Data for this task

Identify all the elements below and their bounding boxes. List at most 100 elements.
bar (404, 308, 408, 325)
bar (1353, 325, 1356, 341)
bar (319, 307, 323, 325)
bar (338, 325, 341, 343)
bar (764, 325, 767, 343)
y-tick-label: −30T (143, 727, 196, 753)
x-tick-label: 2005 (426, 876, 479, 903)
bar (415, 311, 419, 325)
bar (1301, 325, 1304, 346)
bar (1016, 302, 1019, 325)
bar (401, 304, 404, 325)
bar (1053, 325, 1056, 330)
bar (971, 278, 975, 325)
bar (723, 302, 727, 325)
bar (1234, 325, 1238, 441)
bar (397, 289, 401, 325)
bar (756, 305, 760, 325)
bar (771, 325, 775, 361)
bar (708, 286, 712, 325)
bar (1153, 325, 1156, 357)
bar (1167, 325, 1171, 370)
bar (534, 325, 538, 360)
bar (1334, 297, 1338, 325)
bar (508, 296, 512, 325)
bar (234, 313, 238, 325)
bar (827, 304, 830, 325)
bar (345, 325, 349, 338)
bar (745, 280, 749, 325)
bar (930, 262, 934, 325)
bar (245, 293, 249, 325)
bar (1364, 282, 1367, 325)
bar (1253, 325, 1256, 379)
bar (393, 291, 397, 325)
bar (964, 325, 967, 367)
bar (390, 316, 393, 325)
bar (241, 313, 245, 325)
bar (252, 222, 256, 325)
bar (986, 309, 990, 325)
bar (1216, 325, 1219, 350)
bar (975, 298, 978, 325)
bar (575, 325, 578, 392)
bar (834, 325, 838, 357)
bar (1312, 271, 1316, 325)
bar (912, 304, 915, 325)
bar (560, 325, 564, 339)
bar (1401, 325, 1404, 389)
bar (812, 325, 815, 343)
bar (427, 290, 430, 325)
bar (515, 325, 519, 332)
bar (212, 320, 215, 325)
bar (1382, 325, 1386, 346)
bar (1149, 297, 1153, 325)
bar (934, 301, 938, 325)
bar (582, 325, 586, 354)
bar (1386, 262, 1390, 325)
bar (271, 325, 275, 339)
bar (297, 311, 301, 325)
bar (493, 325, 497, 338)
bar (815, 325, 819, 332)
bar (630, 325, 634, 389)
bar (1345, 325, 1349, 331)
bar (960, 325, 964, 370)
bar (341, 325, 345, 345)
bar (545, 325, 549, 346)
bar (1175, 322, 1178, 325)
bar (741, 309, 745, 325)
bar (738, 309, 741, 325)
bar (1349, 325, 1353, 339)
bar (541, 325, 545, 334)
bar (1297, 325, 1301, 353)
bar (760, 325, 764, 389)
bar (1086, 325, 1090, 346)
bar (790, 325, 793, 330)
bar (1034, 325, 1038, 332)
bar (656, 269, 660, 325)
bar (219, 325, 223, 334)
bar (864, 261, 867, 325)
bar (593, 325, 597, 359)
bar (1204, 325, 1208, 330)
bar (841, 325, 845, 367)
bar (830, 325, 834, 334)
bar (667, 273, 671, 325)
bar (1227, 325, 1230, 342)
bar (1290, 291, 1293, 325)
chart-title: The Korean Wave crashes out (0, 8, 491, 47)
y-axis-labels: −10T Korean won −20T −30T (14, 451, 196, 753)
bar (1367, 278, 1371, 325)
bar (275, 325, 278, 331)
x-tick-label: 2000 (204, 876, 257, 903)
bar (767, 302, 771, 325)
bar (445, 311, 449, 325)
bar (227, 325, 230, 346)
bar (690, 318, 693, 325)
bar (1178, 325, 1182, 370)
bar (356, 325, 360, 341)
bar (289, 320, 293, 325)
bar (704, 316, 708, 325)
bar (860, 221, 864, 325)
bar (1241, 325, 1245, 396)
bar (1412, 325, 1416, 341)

* * *

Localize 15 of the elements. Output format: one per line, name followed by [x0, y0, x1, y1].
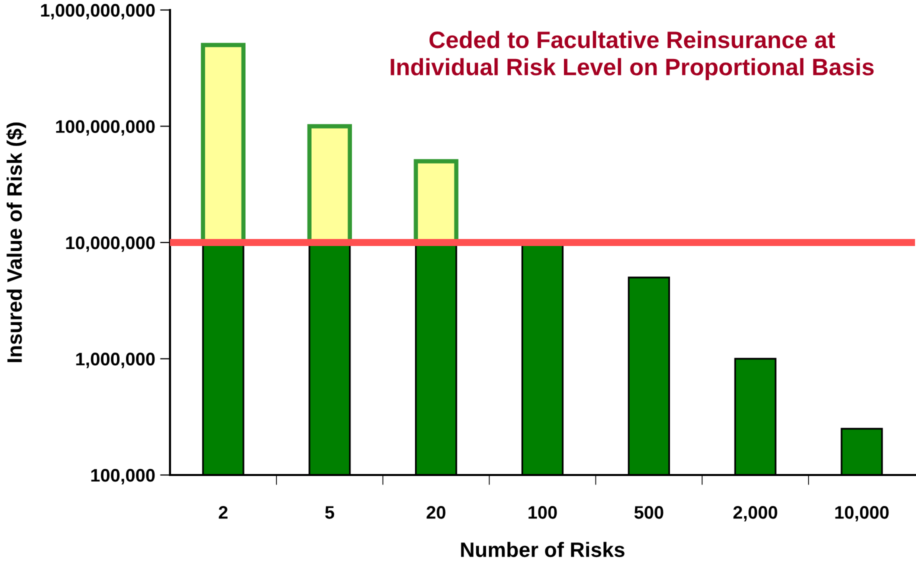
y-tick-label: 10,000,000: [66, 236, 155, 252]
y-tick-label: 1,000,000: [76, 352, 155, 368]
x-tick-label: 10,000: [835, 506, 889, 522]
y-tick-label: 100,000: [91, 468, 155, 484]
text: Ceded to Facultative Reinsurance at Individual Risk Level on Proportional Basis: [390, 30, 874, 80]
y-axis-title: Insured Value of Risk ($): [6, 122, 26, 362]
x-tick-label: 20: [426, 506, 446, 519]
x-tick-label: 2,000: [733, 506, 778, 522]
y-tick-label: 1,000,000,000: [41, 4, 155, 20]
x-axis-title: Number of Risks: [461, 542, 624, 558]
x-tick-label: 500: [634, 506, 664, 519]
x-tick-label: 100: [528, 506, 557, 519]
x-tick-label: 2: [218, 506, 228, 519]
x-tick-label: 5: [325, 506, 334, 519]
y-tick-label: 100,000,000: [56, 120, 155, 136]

Task objective
Copy the items above word for word, from the line containing "Localize 15 of" through the line containing "y-tick-label: 100,000,000: [56, 120, 155, 136]", both lines included. Omit the picture.

Response to the task
Localize 15 of the elements. Output format: one per line, name followed by [x0, y0, x1, y1].
y-tick-label: 10,000,000: [66, 236, 155, 252]
y-tick-label: 1,000,000: [76, 352, 155, 368]
x-tick-label: 10,000: [835, 506, 889, 522]
y-tick-label: 100,000: [91, 468, 155, 484]
text: Ceded to Facultative Reinsurance at Individual Risk Level on Proportional Basis: [390, 30, 874, 80]
y-axis-title: Insured Value of Risk ($): [6, 122, 26, 362]
x-tick-label: 20: [426, 506, 446, 519]
x-tick-label: 2,000: [733, 506, 778, 522]
y-tick-label: 1,000,000,000: [41, 4, 155, 20]
x-axis-title: Number of Risks: [461, 542, 624, 558]
x-tick-label: 500: [634, 506, 664, 519]
x-tick-label: 100: [528, 506, 557, 519]
x-tick-label: 2: [218, 506, 228, 519]
x-tick-label: 5: [325, 506, 334, 519]
y-tick-label: 100,000,000: [56, 120, 155, 136]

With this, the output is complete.